■ **Stored entries**
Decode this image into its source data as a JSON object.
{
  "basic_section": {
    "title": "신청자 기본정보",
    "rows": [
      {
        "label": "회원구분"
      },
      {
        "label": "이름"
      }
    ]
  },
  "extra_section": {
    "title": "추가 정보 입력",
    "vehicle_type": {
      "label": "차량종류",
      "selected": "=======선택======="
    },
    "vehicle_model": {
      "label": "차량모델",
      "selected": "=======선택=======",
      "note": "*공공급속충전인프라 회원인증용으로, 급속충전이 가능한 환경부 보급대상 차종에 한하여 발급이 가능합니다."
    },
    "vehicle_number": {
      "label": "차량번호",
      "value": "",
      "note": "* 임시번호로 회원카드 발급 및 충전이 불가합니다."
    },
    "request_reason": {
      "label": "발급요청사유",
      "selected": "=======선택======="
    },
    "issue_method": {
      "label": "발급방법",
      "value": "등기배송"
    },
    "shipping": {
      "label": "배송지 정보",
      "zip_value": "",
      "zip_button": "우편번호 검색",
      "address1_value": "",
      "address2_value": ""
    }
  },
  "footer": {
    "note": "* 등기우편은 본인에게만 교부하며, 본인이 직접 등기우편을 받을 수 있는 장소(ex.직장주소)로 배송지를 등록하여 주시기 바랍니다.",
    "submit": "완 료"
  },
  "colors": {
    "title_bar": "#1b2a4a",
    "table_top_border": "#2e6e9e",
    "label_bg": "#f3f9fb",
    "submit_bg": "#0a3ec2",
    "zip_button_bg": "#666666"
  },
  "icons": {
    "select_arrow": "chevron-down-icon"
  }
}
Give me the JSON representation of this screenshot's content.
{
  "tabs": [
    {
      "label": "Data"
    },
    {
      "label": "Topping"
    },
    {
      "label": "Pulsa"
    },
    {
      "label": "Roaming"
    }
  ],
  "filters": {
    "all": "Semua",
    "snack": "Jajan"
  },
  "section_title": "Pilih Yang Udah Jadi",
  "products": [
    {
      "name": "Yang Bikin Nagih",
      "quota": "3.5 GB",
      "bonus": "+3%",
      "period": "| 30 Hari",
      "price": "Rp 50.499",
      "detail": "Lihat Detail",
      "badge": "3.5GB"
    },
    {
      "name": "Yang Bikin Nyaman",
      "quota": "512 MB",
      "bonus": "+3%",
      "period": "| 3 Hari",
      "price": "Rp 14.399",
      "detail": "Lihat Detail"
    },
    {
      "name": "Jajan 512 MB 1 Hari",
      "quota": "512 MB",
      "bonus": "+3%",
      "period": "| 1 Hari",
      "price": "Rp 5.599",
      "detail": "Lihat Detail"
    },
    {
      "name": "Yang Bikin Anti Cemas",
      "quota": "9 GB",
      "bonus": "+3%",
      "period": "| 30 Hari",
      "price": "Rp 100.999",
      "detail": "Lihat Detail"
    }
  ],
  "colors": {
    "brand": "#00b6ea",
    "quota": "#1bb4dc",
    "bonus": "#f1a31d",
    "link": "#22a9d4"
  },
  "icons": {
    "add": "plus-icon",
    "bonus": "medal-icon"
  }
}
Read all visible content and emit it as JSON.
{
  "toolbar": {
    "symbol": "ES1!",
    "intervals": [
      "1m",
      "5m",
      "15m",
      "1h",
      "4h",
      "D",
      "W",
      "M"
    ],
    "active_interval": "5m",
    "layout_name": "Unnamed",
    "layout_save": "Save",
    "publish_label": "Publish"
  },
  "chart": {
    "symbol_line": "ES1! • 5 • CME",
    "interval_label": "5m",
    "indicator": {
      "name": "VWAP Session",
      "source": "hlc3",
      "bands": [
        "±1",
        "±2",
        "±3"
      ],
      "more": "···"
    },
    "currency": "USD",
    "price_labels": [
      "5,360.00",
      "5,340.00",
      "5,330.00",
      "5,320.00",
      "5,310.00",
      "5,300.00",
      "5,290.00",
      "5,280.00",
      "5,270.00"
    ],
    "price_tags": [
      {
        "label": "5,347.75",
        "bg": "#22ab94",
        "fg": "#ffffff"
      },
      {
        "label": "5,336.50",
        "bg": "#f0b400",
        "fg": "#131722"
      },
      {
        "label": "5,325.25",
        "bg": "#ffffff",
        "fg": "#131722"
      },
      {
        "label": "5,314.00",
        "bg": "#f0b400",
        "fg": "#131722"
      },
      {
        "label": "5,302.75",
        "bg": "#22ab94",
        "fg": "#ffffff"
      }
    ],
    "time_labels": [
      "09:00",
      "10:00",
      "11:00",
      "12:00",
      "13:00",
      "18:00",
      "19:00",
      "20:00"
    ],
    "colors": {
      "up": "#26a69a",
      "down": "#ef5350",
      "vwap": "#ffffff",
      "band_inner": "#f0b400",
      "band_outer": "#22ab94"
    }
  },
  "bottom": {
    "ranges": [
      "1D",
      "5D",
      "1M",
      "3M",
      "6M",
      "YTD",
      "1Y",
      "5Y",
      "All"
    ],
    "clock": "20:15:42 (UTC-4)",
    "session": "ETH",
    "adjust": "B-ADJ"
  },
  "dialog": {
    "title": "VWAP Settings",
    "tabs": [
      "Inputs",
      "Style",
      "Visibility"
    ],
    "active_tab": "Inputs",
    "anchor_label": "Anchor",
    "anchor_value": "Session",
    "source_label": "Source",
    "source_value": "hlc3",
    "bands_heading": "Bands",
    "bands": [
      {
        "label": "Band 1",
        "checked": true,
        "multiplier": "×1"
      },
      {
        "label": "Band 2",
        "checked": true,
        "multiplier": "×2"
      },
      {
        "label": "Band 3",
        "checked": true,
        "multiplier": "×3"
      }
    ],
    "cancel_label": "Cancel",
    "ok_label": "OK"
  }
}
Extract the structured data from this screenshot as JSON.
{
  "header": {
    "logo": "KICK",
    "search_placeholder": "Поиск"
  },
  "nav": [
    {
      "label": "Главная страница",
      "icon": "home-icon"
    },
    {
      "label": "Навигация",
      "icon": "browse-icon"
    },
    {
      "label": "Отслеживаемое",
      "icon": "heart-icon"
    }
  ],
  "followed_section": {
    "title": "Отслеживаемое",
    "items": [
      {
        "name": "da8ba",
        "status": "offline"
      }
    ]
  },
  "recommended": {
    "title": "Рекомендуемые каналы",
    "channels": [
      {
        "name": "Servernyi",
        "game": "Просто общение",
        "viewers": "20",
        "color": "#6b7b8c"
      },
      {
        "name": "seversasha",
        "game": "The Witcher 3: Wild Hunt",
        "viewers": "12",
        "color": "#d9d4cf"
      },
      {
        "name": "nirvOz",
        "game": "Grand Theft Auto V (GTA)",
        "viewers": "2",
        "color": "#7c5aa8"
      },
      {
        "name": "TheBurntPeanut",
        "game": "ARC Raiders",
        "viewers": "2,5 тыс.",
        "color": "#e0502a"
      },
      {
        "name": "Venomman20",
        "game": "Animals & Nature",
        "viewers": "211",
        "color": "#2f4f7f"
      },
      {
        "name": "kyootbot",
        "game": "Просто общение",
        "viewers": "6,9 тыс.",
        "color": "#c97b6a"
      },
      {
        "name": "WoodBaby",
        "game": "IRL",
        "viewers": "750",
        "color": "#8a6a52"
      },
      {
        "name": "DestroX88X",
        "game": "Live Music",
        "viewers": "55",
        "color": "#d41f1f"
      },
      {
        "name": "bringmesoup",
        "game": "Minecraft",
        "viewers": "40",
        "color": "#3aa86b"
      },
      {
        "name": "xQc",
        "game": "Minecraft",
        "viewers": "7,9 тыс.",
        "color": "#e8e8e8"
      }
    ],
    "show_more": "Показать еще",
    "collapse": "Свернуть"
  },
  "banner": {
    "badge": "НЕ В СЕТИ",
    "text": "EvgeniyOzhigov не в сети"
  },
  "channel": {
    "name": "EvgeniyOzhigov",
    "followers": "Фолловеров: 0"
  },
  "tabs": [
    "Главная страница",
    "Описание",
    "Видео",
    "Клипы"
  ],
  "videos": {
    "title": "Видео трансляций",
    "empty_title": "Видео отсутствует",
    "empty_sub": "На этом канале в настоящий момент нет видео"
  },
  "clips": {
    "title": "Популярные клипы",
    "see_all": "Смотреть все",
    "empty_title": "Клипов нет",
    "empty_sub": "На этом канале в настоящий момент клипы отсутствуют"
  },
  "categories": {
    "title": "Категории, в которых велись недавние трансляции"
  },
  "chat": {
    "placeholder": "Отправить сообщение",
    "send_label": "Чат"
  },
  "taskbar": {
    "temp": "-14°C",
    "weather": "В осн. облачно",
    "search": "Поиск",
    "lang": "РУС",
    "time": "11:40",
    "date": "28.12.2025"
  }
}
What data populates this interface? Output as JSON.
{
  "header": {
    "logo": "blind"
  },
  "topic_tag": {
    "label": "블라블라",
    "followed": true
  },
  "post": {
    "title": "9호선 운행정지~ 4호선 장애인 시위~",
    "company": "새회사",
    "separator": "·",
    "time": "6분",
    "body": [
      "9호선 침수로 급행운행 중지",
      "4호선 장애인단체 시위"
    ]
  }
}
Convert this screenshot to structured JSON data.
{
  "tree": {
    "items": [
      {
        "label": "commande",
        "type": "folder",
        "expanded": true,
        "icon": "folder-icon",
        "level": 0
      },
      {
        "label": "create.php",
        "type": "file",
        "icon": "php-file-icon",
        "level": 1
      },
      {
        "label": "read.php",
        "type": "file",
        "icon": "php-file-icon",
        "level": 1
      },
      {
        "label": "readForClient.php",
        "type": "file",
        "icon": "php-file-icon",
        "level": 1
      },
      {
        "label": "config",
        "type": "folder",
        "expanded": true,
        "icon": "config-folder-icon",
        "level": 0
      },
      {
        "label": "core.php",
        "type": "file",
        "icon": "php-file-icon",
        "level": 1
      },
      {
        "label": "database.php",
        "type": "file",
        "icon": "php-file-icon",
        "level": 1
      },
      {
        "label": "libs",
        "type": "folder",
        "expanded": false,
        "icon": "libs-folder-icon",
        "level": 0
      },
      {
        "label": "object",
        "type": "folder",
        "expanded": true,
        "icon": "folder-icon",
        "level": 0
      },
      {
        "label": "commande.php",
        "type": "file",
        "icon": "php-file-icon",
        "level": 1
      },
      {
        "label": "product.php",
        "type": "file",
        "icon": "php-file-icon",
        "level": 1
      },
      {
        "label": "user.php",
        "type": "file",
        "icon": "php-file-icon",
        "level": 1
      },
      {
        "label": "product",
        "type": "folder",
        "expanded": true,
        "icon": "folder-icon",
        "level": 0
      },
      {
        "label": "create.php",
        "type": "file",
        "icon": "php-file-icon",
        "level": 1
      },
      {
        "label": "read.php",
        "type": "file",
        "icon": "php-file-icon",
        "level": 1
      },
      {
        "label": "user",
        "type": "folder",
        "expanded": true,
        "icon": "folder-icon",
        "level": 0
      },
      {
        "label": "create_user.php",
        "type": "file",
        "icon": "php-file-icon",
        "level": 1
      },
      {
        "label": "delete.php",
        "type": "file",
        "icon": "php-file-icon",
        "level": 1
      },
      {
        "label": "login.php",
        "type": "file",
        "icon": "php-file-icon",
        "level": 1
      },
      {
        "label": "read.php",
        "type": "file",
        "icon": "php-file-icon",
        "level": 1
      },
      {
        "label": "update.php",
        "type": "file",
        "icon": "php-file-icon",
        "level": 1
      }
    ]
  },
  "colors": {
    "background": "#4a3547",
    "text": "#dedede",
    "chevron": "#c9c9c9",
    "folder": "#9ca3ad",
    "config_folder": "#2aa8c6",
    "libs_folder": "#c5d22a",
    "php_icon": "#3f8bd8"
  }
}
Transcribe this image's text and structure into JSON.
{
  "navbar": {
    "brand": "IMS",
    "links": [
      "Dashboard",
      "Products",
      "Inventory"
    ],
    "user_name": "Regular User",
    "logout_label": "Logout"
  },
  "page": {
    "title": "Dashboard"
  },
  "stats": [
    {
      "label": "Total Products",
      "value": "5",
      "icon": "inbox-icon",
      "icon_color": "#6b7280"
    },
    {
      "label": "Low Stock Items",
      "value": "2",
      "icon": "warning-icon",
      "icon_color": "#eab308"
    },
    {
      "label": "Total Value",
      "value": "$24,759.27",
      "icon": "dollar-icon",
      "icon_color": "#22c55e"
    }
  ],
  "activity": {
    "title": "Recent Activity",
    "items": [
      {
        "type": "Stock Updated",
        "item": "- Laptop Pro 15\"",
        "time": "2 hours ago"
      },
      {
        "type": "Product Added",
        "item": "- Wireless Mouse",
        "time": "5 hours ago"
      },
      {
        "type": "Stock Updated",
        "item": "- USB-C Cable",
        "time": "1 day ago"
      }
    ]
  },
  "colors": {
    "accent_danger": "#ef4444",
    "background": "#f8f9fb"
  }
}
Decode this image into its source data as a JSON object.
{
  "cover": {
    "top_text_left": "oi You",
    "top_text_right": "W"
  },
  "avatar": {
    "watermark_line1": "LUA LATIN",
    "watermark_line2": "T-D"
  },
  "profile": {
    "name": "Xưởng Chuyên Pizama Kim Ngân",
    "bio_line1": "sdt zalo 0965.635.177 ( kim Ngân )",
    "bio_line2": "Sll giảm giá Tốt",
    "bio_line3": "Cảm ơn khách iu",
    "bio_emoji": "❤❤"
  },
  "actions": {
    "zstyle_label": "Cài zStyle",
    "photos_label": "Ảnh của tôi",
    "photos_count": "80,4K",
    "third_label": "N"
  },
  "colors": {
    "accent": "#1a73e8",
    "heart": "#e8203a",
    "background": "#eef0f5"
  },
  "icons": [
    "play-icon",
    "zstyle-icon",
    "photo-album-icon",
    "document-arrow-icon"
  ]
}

■ **WHAT THIS TASK INVOLVES**
Every line in the data that holds "game" should be copied out.

■ **SOLUTION FOR THIS PROBLEM**
        "game": "Просто общение",
        "game": "The Witcher 3: Wild Hunt",
        "game": "Grand Theft Auto V (GTA)",
        "game": "ARC Raiders",
        "game": "Animals & Nature",
        "game": "Просто общение",
        "game": "IRL",
        "game": "Live Music",
        "game": "Minecraft",
        "game": "Minecraft",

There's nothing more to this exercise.